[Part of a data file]
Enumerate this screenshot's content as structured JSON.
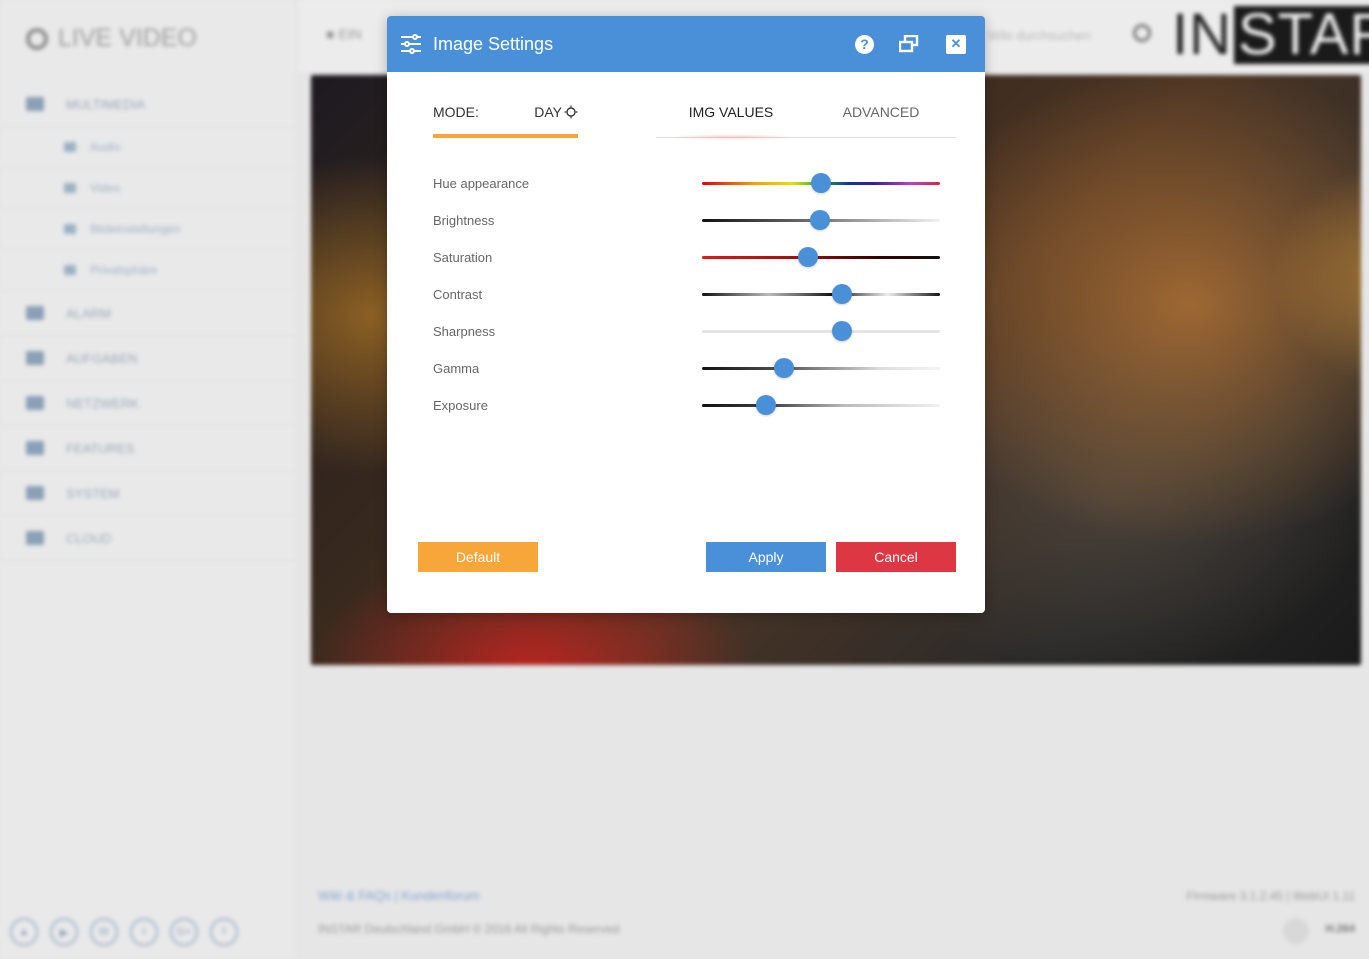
{
  "background": {
    "app_title": "LIVE VIDEO",
    "sidebar": {
      "items": [
        {
          "label": "MULTIMEDIA",
          "icon": "image-icon"
        },
        {
          "label": "Audio",
          "icon": "speaker-icon",
          "sub": true
        },
        {
          "label": "Video",
          "icon": "film-icon",
          "sub": true
        },
        {
          "label": "Bildeinstellungen",
          "icon": "sliders-icon",
          "sub": true
        },
        {
          "label": "Privatsphäre",
          "icon": "privacy-icon",
          "sub": true
        },
        {
          "label": "ALARM",
          "icon": "bell-icon"
        },
        {
          "label": "AUFGABEN",
          "icon": "tasks-icon"
        },
        {
          "label": "NETZWERK",
          "icon": "network-icon"
        },
        {
          "label": "FEATURES",
          "icon": "features-icon"
        },
        {
          "label": "SYSTEM",
          "icon": "gear-icon"
        },
        {
          "label": "CLOUD",
          "icon": "cloud-icon"
        }
      ],
      "social": [
        {
          "label": "▲",
          "icon": "instar-icon"
        },
        {
          "label": "▶",
          "icon": "youtube-icon"
        },
        {
          "label": "W",
          "icon": "wiki-icon"
        },
        {
          "label": "t",
          "icon": "twitter-icon"
        },
        {
          "label": "G+",
          "icon": "googleplus-icon"
        },
        {
          "label": "f",
          "icon": "facebook-icon"
        }
      ]
    },
    "topbar": {
      "camera_label": "EIN",
      "search_placeholder": "Wiki durchsuchen",
      "logo_in": "IN",
      "logo_star": "STAR"
    },
    "footer": {
      "links": "Wiki & FAQs | Kundenforum",
      "copyright": "INSTAR Deutschland GmbH © 2016 All Rights Reserved",
      "firmware": "Firmware 3.1.2.45 | WebUI 1.11",
      "codec": "H.264"
    }
  },
  "modal": {
    "title": "Image Settings",
    "header_icons": {
      "settings": "sliders-icon",
      "help": "help-icon",
      "window": "window-restore-icon",
      "close": "close-icon"
    },
    "mode_label": "MODE:",
    "mode_value": "DAY",
    "mode_icon": "sun-icon",
    "tabs": [
      {
        "label": "IMG VALUES",
        "active": true
      },
      {
        "label": "ADVANCED",
        "active": false
      }
    ],
    "sliders": [
      {
        "label": "Hue appearance",
        "value": 0.5
      },
      {
        "label": "Brightness",
        "value": 0.495
      },
      {
        "label": "Saturation",
        "value": 0.445
      },
      {
        "label": "Contrast",
        "value": 0.588
      },
      {
        "label": "Sharpness",
        "value": 0.588
      },
      {
        "label": "Gamma",
        "value": 0.345
      },
      {
        "label": "Exposure",
        "value": 0.27
      }
    ],
    "buttons": {
      "default": "Default",
      "apply": "Apply",
      "cancel": "Cancel"
    }
  },
  "colors": {
    "accent_blue": "#4a90d9",
    "accent_orange": "#f7a63a",
    "cancel_red": "#dd3744"
  }
}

▶ **Exercise prompt**
Print the full listing exactly, dropping the pictures.

▶ **Task response**
Enumerate this screenshot's content as structured JSON.
{
  "background": {
    "app_title": "LIVE VIDEO",
    "sidebar": {
      "items": [
        {
          "label": "MULTIMEDIA",
          "icon": "image-icon"
        },
        {
          "label": "Audio",
          "icon": "speaker-icon",
          "sub": true
        },
        {
          "label": "Video",
          "icon": "film-icon",
          "sub": true
        },
        {
          "label": "Bildeinstellungen",
          "icon": "sliders-icon",
          "sub": true
        },
        {
          "label": "Privatsphäre",
          "icon": "privacy-icon",
          "sub": true
        },
        {
          "label": "ALARM",
          "icon": "bell-icon"
        },
        {
          "label": "AUFGABEN",
          "icon": "tasks-icon"
        },
        {
          "label": "NETZWERK",
          "icon": "network-icon"
        },
        {
          "label": "FEATURES",
          "icon": "features-icon"
        },
        {
          "label": "SYSTEM",
          "icon": "gear-icon"
        },
        {
          "label": "CLOUD",
          "icon": "cloud-icon"
        }
      ],
      "social": [
        {
          "label": "▲",
          "icon": "instar-icon"
        },
        {
          "label": "▶",
          "icon": "youtube-icon"
        },
        {
          "label": "W",
          "icon": "wiki-icon"
        },
        {
          "label": "t",
          "icon": "twitter-icon"
        },
        {
          "label": "G+",
          "icon": "googleplus-icon"
        },
        {
          "label": "f",
          "icon": "facebook-icon"
        }
      ]
    },
    "topbar": {
      "camera_label": "EIN",
      "search_placeholder": "Wiki durchsuchen",
      "logo_in": "IN",
      "logo_star": "STAR"
    },
    "footer": {
      "links": "Wiki & FAQs | Kundenforum",
      "copyright": "INSTAR Deutschland GmbH © 2016 All Rights Reserved",
      "firmware": "Firmware 3.1.2.45 | WebUI 1.11",
      "codec": "H.264"
    }
  },
  "modal": {
    "title": "Image Settings",
    "header_icons": {
      "settings": "sliders-icon",
      "help": "help-icon",
      "window": "window-restore-icon",
      "close": "close-icon"
    },
    "mode_label": "MODE:",
    "mode_value": "DAY",
    "mode_icon": "sun-icon",
    "tabs": [
      {
        "label": "IMG VALUES",
        "active": true
      },
      {
        "label": "ADVANCED",
        "active": false
      }
    ],
    "sliders": [
      {
        "label": "Hue appearance",
        "value": 0.5
      },
      {
        "label": "Brightness",
        "value": 0.495
      },
      {
        "label": "Saturation",
        "value": 0.445
      },
      {
        "label": "Contrast",
        "value": 0.588
      },
      {
        "label": "Sharpness",
        "value": 0.588
      },
      {
        "label": "Gamma",
        "value": 0.345
      },
      {
        "label": "Exposure",
        "value": 0.27
      }
    ],
    "buttons": {
      "default": "Default",
      "apply": "Apply",
      "cancel": "Cancel"
    }
  },
  "colors": {
    "accent_blue": "#4a90d9",
    "accent_orange": "#f7a63a",
    "cancel_red": "#dd3744"
  }
}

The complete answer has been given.